-- Exercise --
Spot each line in the records below where the word "right" occurs, then copy it.

-- Start of Given information --

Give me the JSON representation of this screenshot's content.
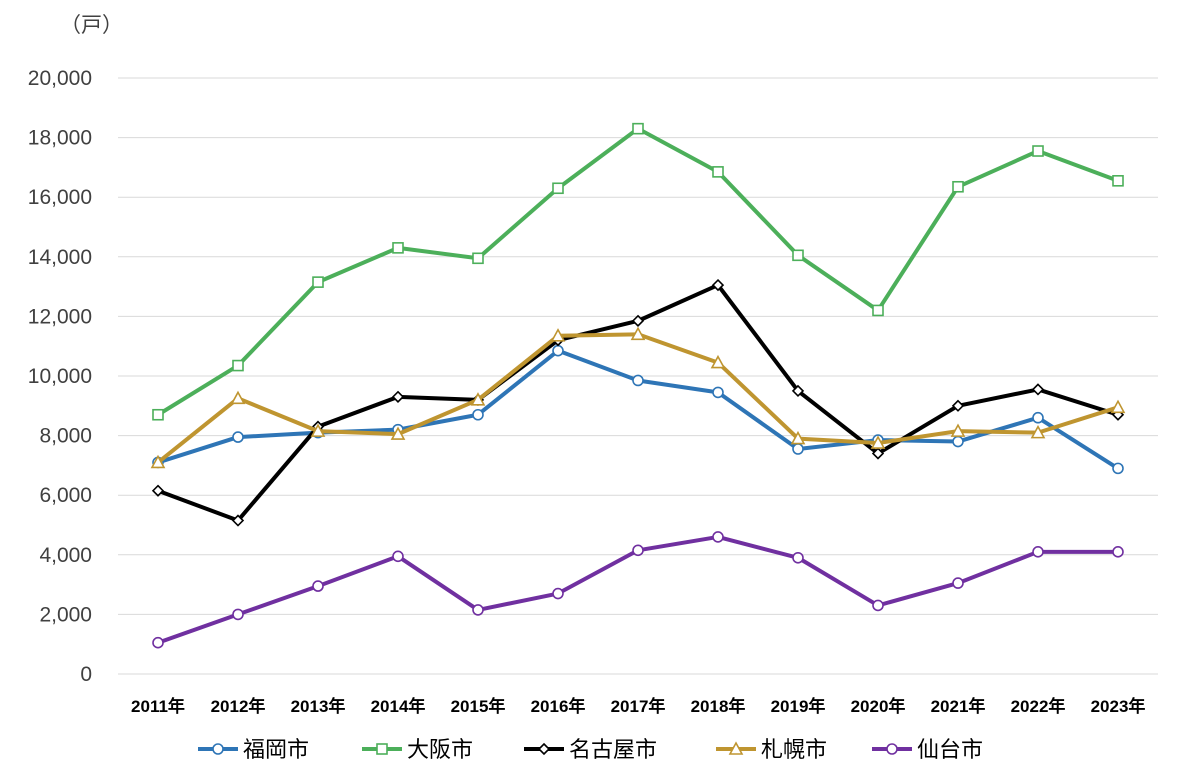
{
  "chart_data": {
    "type": "line",
    "unit_label": "（戸）",
    "categories": [
      "2011年",
      "2012年",
      "2013年",
      "2014年",
      "2015年",
      "2016年",
      "2017年",
      "2018年",
      "2019年",
      "2020年",
      "2021年",
      "2022年",
      "2023年"
    ],
    "ylim": [
      0,
      20000
    ],
    "yticks": [
      "0",
      "2,000",
      "4,000",
      "6,000",
      "8,000",
      "10,000",
      "12,000",
      "14,000",
      "16,000",
      "18,000",
      "20,000"
    ],
    "ytick_values": [
      0,
      2000,
      4000,
      6000,
      8000,
      10000,
      12000,
      14000,
      16000,
      18000,
      20000
    ],
    "grid": true,
    "legend_position": "bottom",
    "series": [
      {
        "name": "福岡市",
        "color": "#2e75b6",
        "marker": "circle",
        "values": [
          7100,
          7950,
          8100,
          8200,
          8700,
          10850,
          9850,
          9450,
          7550,
          7850,
          7800,
          8600,
          6900
        ]
      },
      {
        "name": "大阪市",
        "color": "#4caf5a",
        "marker": "square",
        "values": [
          8700,
          10350,
          13150,
          14300,
          13950,
          16300,
          18300,
          16850,
          14050,
          12200,
          16350,
          17550,
          16550
        ]
      },
      {
        "name": "名古屋市",
        "color": "#000000",
        "marker": "diamond",
        "values": [
          6150,
          5150,
          8300,
          9300,
          9200,
          11200,
          11850,
          13050,
          9500,
          7400,
          9000,
          9550,
          8700
        ]
      },
      {
        "name": "札幌市",
        "color": "#bf9530",
        "marker": "triangle",
        "values": [
          7100,
          9250,
          8150,
          8050,
          9200,
          11350,
          11400,
          10450,
          7900,
          7750,
          8150,
          8100,
          8950
        ]
      },
      {
        "name": "仙台市",
        "color": "#7030a0",
        "marker": "circle",
        "values": [
          1050,
          2000,
          2950,
          3950,
          2150,
          2700,
          4150,
          4600,
          3900,
          2300,
          3050,
          4100,
          4100
        ]
      }
    ]
  }
}
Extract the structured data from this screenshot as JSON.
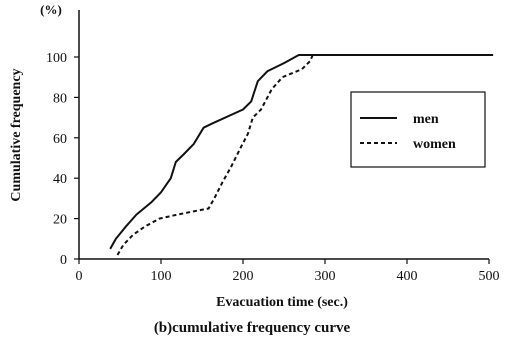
{
  "chart_data": {
    "type": "line",
    "xlabel": "Evacuation time (sec.)",
    "ylabel": "Cumulative frequency",
    "y_unit": "(%)",
    "caption": "(b)cumulative frequency curve",
    "xlim": [
      0,
      500
    ],
    "ylim": [
      0,
      100
    ],
    "xticks": [
      0,
      100,
      200,
      300,
      400,
      500
    ],
    "yticks": [
      0,
      20,
      40,
      60,
      80,
      100
    ],
    "grid": false,
    "legend_position": "right",
    "series": [
      {
        "name": "men",
        "style": "solid",
        "color": "#111111",
        "points": [
          [
            38,
            5
          ],
          [
            45,
            10
          ],
          [
            57,
            16
          ],
          [
            70,
            22
          ],
          [
            88,
            28
          ],
          [
            100,
            33
          ],
          [
            112,
            40
          ],
          [
            118,
            48
          ],
          [
            128,
            52
          ],
          [
            140,
            57
          ],
          [
            152,
            65
          ],
          [
            162,
            67
          ],
          [
            200,
            74
          ],
          [
            210,
            78
          ],
          [
            218,
            88
          ],
          [
            230,
            93
          ],
          [
            250,
            97
          ],
          [
            268,
            101
          ],
          [
            505,
            101
          ]
        ]
      },
      {
        "name": "women",
        "style": "dashed",
        "color": "#111111",
        "points": [
          [
            47,
            2
          ],
          [
            54,
            7
          ],
          [
            66,
            12
          ],
          [
            80,
            16
          ],
          [
            98,
            20
          ],
          [
            120,
            22
          ],
          [
            145,
            24
          ],
          [
            158,
            25
          ],
          [
            165,
            30
          ],
          [
            175,
            38
          ],
          [
            186,
            46
          ],
          [
            197,
            55
          ],
          [
            206,
            62
          ],
          [
            212,
            70
          ],
          [
            222,
            74
          ],
          [
            235,
            84
          ],
          [
            248,
            90
          ],
          [
            272,
            94
          ],
          [
            282,
            98
          ],
          [
            285,
            101
          ]
        ]
      }
    ]
  }
}
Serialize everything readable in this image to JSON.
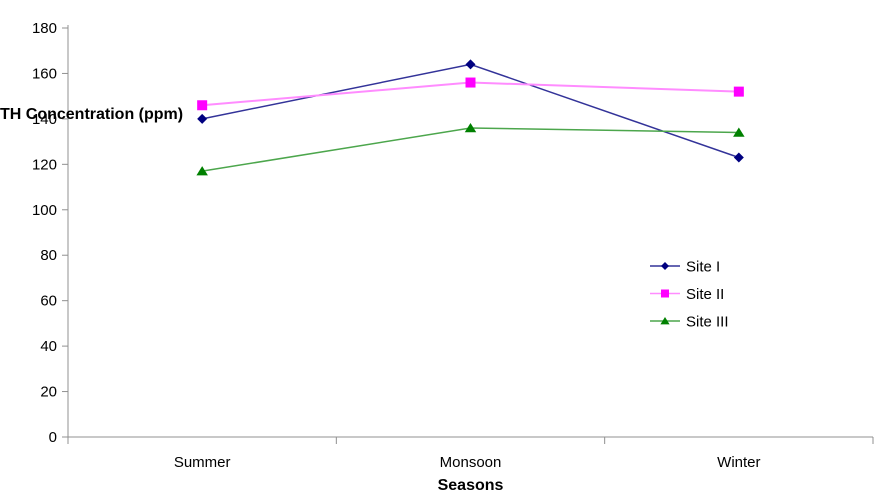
{
  "chart_data": {
    "type": "line",
    "title": "",
    "xlabel": "Seasons",
    "ylabel": "TH Concentration (ppm)",
    "categories": [
      "Summer",
      "Monsoon",
      "Winter"
    ],
    "series": [
      {
        "name": "Site I",
        "marker": "diamond",
        "values": [
          140,
          164,
          123
        ],
        "marker_color": "#000080",
        "line_color": "#333399"
      },
      {
        "name": "Site II",
        "marker": "square",
        "values": [
          146,
          156,
          152
        ],
        "marker_color": "#FF00FF",
        "line_color": "#FF8CFF"
      },
      {
        "name": "Site III",
        "marker": "triangle",
        "values": [
          117,
          136,
          134
        ],
        "marker_color": "#008000",
        "line_color": "#4CA64C"
      }
    ],
    "ylim": [
      0,
      180
    ],
    "ytick_step": 20,
    "ytick_labels": [
      "0",
      "20",
      "40",
      "60",
      "80",
      "100",
      "120",
      "140",
      "160",
      "180"
    ],
    "grid": false,
    "legend": {
      "position": "middle-right",
      "entries": [
        "Site I",
        "Site II",
        "Site III"
      ]
    },
    "axis_color": "#909090",
    "text_color": "#000000",
    "background": "#FFFFFF"
  }
}
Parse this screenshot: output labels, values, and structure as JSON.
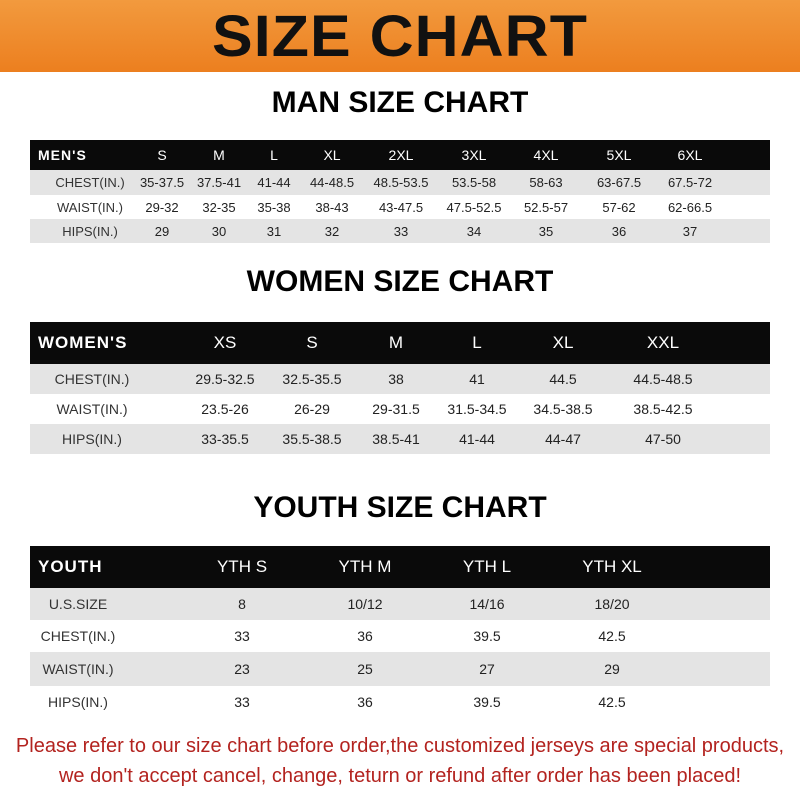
{
  "banner_title": "SIZE CHART",
  "men": {
    "title": "MAN SIZE CHART",
    "header": [
      "MEN'S",
      "S",
      "M",
      "L",
      "XL",
      "2XL",
      "3XL",
      "4XL",
      "5XL",
      "6XL"
    ],
    "rows": [
      [
        "CHEST(IN.)",
        "35-37.5",
        "37.5-41",
        "41-44",
        "44-48.5",
        "48.5-53.5",
        "53.5-58",
        "58-63",
        "63-67.5",
        "67.5-72"
      ],
      [
        "WAIST(IN.)",
        "29-32",
        "32-35",
        "35-38",
        "38-43",
        "43-47.5",
        "47.5-52.5",
        "52.5-57",
        "57-62",
        "62-66.5"
      ],
      [
        "HIPS(IN.)",
        "29",
        "30",
        "31",
        "32",
        "33",
        "34",
        "35",
        "36",
        "37"
      ]
    ]
  },
  "women": {
    "title": "WOMEN SIZE CHART",
    "header": [
      "WOMEN'S",
      "XS",
      "S",
      "M",
      "L",
      "XL",
      "XXL"
    ],
    "rows": [
      [
        "CHEST(IN.)",
        "29.5-32.5",
        "32.5-35.5",
        "38",
        "41",
        "44.5",
        "44.5-48.5"
      ],
      [
        "WAIST(IN.)",
        "23.5-26",
        "26-29",
        "29-31.5",
        "31.5-34.5",
        "34.5-38.5",
        "38.5-42.5"
      ],
      [
        "HIPS(IN.)",
        "33-35.5",
        "35.5-38.5",
        "38.5-41",
        "41-44",
        "44-47",
        "47-50"
      ]
    ]
  },
  "youth": {
    "title": "YOUTH SIZE CHART",
    "header": [
      "YOUTH",
      "YTH S",
      "YTH M",
      "YTH L",
      "YTH XL"
    ],
    "rows": [
      [
        "U.S.SIZE",
        "8",
        "10/12",
        "14/16",
        "18/20"
      ],
      [
        "CHEST(IN.)",
        "33",
        "36",
        "39.5",
        "42.5"
      ],
      [
        "WAIST(IN.)",
        "23",
        "25",
        "27",
        "29"
      ],
      [
        "HIPS(IN.)",
        "33",
        "36",
        "39.5",
        "42.5"
      ]
    ]
  },
  "footer": {
    "line1": "Please refer to our size chart before order,the customized jerseys are special products,",
    "line2": "we don't accept cancel, change, teturn or refund after order has been placed!"
  },
  "colors": {
    "banner": "#ec8a2a",
    "header_row": "#0a0a0a",
    "stripe": "#e4e4e4",
    "footer_text": "#b3231f"
  }
}
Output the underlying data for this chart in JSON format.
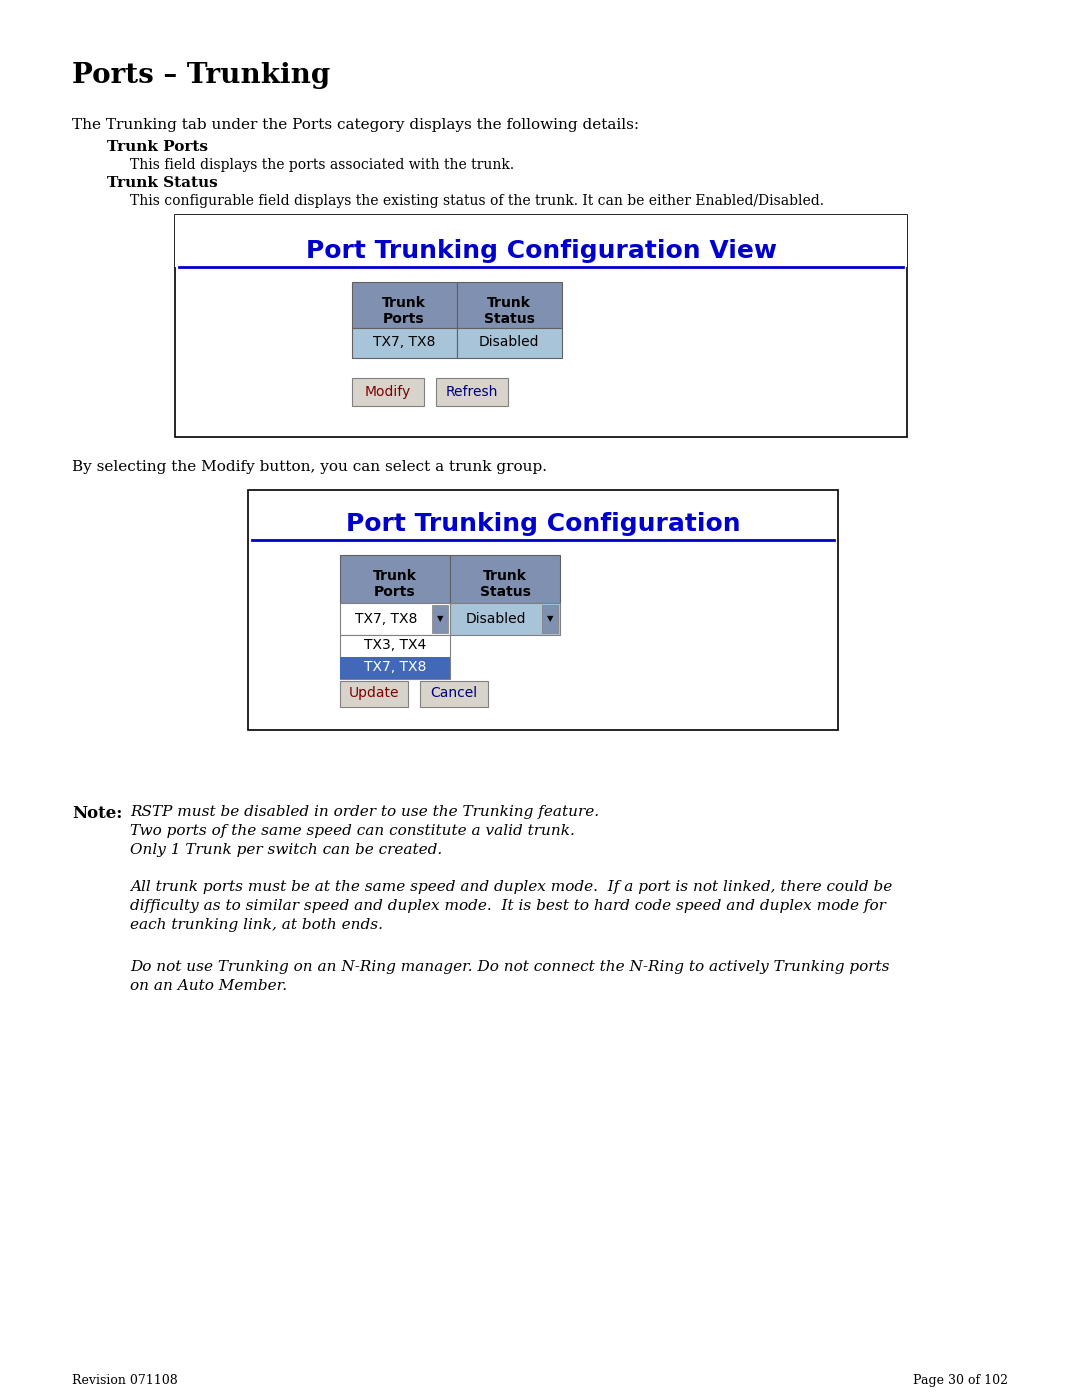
{
  "page_bg": "#ffffff",
  "title": "Ports – Trunking",
  "body_color": "#000000",
  "header_bg": "#8090b0",
  "data_bg_light": "#a8c4d8",
  "data_bg_dark": "#8090b0",
  "button_bg": "#d8d4cc",
  "modify_text_color": "#800000",
  "refresh_text_color": "#000080",
  "blue_title_color": "#0000cc",
  "footer_revision": "Revision 071108",
  "footer_page": "Page 30 of 102"
}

-- End of Given information --

-- Exercise output --
    "legend_position": "right",
      "position": "middle-right",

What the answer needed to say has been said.